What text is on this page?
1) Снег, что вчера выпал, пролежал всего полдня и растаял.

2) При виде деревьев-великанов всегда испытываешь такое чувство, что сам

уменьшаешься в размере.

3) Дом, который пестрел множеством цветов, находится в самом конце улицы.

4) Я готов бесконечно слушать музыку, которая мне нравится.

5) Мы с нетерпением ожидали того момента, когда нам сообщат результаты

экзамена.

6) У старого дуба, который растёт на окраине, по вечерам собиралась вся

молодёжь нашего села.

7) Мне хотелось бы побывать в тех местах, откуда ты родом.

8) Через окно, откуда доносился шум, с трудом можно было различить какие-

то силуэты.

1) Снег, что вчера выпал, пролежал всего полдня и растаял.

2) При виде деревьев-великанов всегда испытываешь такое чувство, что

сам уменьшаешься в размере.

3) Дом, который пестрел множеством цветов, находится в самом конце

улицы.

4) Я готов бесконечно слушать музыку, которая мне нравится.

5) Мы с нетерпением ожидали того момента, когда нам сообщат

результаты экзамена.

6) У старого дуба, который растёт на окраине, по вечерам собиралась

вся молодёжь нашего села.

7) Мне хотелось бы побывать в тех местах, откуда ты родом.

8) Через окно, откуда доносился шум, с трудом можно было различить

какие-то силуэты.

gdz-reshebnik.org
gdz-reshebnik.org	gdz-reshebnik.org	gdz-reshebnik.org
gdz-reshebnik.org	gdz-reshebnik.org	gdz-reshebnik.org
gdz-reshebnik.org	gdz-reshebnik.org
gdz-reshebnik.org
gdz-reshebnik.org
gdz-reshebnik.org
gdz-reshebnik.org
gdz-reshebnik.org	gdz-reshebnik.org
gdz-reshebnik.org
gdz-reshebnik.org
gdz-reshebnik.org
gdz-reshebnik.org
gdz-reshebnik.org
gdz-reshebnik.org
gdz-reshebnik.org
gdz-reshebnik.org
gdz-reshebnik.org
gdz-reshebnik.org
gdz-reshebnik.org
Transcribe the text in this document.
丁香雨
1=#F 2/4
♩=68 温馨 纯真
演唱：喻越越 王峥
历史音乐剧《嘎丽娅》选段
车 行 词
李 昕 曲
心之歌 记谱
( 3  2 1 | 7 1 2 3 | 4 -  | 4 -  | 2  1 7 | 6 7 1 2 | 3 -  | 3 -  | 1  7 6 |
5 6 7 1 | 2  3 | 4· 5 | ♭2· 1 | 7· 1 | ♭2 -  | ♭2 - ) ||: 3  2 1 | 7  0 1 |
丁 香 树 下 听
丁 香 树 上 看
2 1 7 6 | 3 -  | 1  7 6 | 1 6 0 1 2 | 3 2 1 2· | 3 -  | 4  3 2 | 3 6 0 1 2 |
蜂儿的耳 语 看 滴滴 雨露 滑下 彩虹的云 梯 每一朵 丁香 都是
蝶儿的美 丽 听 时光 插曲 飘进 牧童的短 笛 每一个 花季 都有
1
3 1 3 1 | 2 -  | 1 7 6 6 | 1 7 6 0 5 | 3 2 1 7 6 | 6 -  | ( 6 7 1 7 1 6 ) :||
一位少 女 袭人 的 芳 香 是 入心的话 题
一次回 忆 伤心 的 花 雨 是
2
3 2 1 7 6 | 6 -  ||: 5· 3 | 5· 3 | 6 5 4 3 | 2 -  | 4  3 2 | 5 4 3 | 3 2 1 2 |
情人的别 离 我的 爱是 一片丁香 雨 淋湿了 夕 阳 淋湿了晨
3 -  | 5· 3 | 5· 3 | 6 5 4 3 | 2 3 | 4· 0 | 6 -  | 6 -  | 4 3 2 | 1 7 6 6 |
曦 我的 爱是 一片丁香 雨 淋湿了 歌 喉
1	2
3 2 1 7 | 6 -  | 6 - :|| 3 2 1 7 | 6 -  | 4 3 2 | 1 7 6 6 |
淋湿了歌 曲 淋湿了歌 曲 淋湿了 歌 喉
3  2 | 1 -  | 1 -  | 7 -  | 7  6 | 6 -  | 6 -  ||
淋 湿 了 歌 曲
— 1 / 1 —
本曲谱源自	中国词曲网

....

Aim - Give back all the data exactly as written.

Written solution -
What text is on this page?
1) Снег, что вчера выпал, пролежал всего полдня и растаял.

2) При виде деревьев-великанов всегда испытываешь такое чувство, что сам

уменьшаешься в размере.

3) Дом, который пестрел множеством цветов, находится в самом конце улицы.

4) Я готов бесконечно слушать музыку, которая мне нравится.

5) Мы с нетерпением ожидали того момента, когда нам сообщат результаты

экзамена.

6) У старого дуба, который растёт на окраине, по вечерам собиралась вся

молодёжь нашего села.

7) Мне хотелось бы побывать в тех местах, откуда ты родом.

8) Через окно, откуда доносился шум, с трудом можно было различить какие-

то силуэты.

1) Снег, что вчера выпал, пролежал всего полдня и растаял.

2) При виде деревьев-великанов всегда испытываешь такое чувство, что

сам уменьшаешься в размере.

3) Дом, который пестрел множеством цветов, находится в самом конце

улицы.

4) Я готов бесконечно слушать музыку, которая мне нравится.

5) Мы с нетерпением ожидали того момента, когда нам сообщат

результаты экзамена.

6) У старого дуба, который растёт на окраине, по вечерам собиралась

вся молодёжь нашего села.

7) Мне хотелось бы побывать в тех местах, откуда ты родом.

8) Через окно, откуда доносился шум, с трудом можно было различить

какие-то силуэты.

gdz-reshebnik.org
gdz-reshebnik.org	gdz-reshebnik.org	gdz-reshebnik.org
gdz-reshebnik.org	gdz-reshebnik.org	gdz-reshebnik.org
gdz-reshebnik.org	gdz-reshebnik.org
gdz-reshebnik.org
gdz-reshebnik.org
gdz-reshebnik.org
gdz-reshebnik.org
gdz-reshebnik.org	gdz-reshebnik.org
gdz-reshebnik.org
gdz-reshebnik.org
gdz-reshebnik.org
gdz-reshebnik.org
gdz-reshebnik.org
gdz-reshebnik.org
gdz-reshebnik.org
gdz-reshebnik.org
gdz-reshebnik.org
gdz-reshebnik.org
gdz-reshebnik.org
Transcribe the text in this document.
丁香雨
1=#F 2/4
♩=68 温馨 纯真
演唱：喻越越 王峥
历史音乐剧《嘎丽娅》选段
车 行 词
李 昕 曲
心之歌 记谱
( 3  2 1 | 7 1 2 3 | 4 -  | 4 -  | 2  1 7 | 6 7 1 2 | 3 -  | 3 -  | 1  7 6 |
5 6 7 1 | 2  3 | 4· 5 | ♭2· 1 | 7· 1 | ♭2 -  | ♭2 - ) ||: 3  2 1 | 7  0 1 |
丁 香 树 下 听
丁 香 树 上 看
2 1 7 6 | 3 -  | 1  7 6 | 1 6 0 1 2 | 3 2 1 2· | 3 -  | 4  3 2 | 3 6 0 1 2 |
蜂儿的耳 语 看 滴滴 雨露 滑下 彩虹的云 梯 每一朵 丁香 都是
蝶儿的美 丽 听 时光 插曲 飘进 牧童的短 笛 每一个 花季 都有
1
3 1 3 1 | 2 -  | 1 7 6 6 | 1 7 6 0 5 | 3 2 1 7 6 | 6 -  | ( 6 7 1 7 1 6 ) :||
一位少 女 袭人 的 芳 香 是 入心的话 题
一次回 忆 伤心 的 花 雨 是
2
3 2 1 7 6 | 6 -  ||: 5· 3 | 5· 3 | 6 5 4 3 | 2 -  | 4  3 2 | 5 4 3 | 3 2 1 2 |
情人的别 离 我的 爱是 一片丁香 雨 淋湿了 夕 阳 淋湿了晨
3 -  | 5· 3 | 5· 3 | 6 5 4 3 | 2 3 | 4· 0 | 6 -  | 6 -  | 4 3 2 | 1 7 6 6 |
曦 我的 爱是 一片丁香 雨 淋湿了 歌 喉
1	2
3 2 1 7 | 6 -  | 6 - :|| 3 2 1 7 | 6 -  | 4 3 2 | 1 7 6 6 |
淋湿了歌 曲 淋湿了歌 曲 淋湿了 歌 喉
3  2 | 1 -  | 1 -  | 7 -  | 7  6 | 6 -  | 6 -  ||
淋 湿 了 歌 曲
— 1 / 1 —
本曲谱源自	中国词曲网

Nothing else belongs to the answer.